Extract each line holding the word "document" from the entries.

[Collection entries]
— BEGIN —

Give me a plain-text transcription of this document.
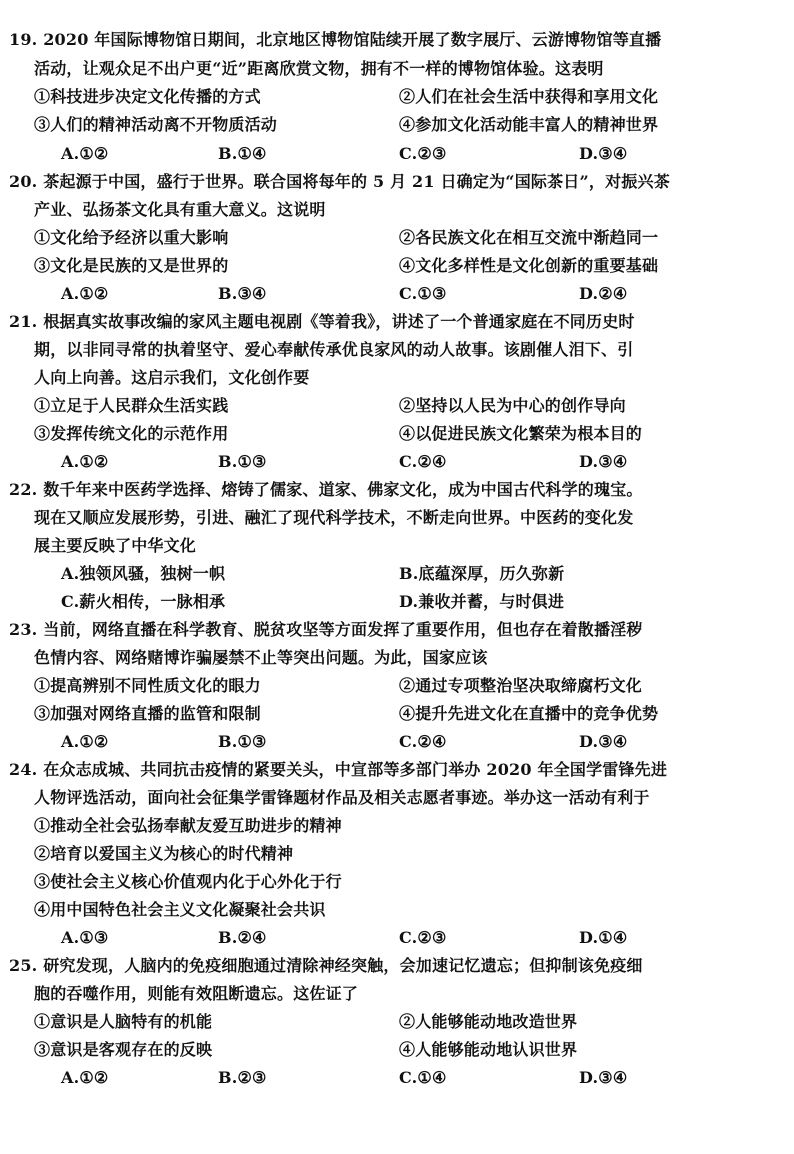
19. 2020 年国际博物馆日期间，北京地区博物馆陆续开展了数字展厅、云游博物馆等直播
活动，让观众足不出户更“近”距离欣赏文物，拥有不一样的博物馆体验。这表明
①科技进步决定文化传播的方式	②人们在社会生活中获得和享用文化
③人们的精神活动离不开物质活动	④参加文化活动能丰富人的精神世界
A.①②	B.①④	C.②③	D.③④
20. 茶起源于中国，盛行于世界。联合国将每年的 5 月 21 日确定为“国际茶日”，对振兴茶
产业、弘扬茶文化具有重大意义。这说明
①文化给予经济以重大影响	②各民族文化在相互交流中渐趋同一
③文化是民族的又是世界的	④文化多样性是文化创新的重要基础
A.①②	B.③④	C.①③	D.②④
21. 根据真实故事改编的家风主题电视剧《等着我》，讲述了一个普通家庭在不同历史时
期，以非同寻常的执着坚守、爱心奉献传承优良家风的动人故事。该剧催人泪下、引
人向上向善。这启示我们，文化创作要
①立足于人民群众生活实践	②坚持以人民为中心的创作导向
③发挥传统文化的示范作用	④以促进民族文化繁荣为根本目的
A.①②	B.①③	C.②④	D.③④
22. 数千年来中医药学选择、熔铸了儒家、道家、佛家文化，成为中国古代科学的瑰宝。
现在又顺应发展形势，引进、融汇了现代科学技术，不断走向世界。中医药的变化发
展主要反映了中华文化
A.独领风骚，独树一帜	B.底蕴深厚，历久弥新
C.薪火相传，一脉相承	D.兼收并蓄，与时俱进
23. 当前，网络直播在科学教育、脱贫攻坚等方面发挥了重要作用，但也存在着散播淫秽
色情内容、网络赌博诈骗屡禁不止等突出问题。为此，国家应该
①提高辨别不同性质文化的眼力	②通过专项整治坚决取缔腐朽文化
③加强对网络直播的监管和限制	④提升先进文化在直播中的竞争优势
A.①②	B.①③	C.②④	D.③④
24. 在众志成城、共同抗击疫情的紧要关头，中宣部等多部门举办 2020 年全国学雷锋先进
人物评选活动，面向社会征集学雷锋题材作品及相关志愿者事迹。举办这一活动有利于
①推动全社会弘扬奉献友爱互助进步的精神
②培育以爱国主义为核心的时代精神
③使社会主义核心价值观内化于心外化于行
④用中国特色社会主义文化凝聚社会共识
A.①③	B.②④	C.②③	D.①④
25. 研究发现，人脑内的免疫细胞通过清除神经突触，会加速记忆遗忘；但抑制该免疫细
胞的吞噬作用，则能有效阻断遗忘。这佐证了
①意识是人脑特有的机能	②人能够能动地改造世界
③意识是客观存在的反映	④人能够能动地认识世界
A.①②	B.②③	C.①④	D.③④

— END —
— BEGIN —

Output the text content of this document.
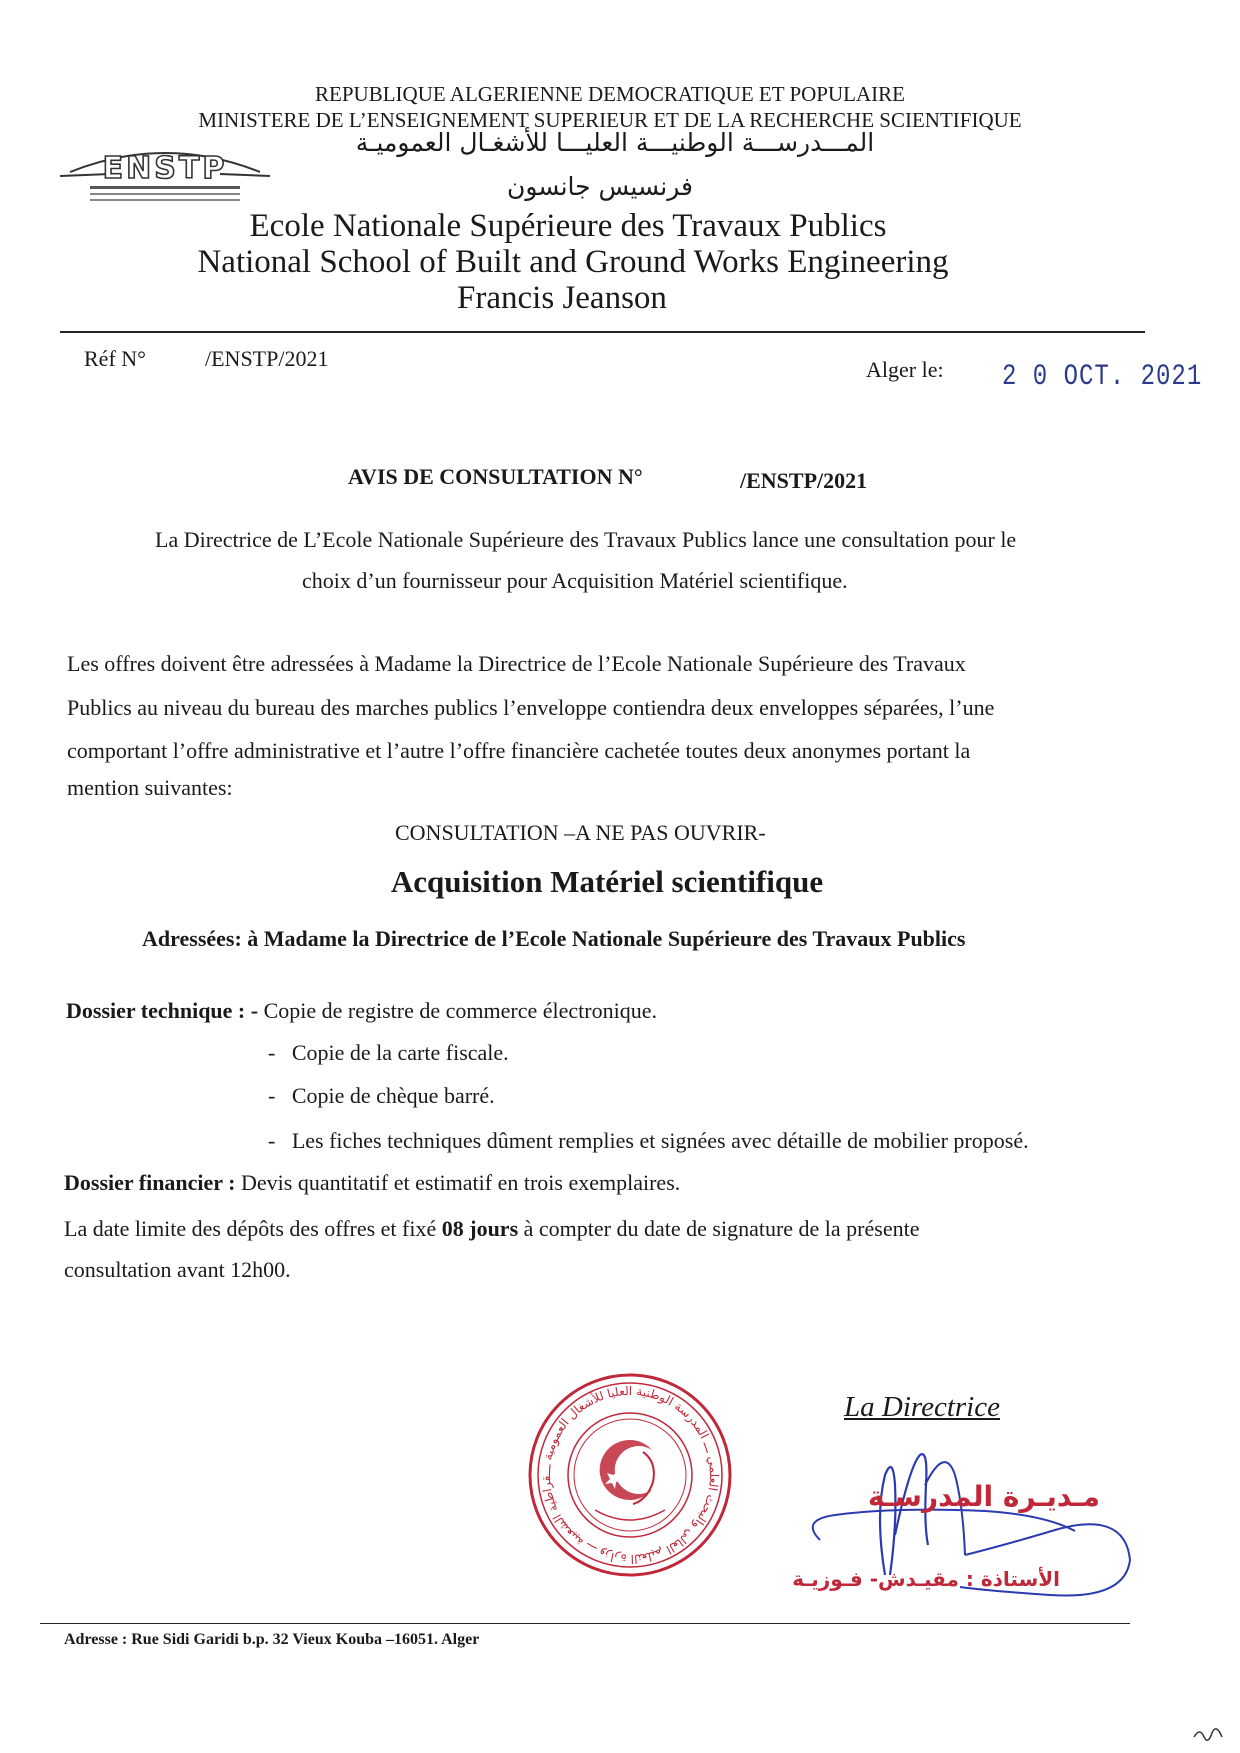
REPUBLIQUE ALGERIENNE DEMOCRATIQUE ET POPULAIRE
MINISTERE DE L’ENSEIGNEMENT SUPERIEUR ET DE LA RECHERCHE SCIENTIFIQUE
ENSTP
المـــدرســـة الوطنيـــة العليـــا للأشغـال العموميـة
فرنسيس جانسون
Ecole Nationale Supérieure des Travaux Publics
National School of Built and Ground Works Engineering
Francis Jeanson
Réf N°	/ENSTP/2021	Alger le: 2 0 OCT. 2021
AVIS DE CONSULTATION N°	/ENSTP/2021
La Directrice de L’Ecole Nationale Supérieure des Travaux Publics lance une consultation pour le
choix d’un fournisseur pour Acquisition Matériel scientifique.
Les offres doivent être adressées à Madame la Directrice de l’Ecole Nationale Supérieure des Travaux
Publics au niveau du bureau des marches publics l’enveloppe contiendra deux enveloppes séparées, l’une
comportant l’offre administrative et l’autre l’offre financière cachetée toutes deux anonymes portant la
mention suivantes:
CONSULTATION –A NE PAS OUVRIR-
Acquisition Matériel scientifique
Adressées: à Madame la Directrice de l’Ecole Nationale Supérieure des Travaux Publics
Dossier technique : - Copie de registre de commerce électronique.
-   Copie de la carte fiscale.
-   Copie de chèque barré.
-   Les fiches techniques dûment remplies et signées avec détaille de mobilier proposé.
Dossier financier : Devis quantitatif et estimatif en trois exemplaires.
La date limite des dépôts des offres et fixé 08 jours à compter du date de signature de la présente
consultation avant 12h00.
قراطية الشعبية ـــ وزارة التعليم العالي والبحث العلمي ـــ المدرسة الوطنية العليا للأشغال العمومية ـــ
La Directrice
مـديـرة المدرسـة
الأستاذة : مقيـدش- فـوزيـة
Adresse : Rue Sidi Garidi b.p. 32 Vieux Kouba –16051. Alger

— END —

## Expected answer
Give me a plain-text transcription of this document.
Output the text content of this document.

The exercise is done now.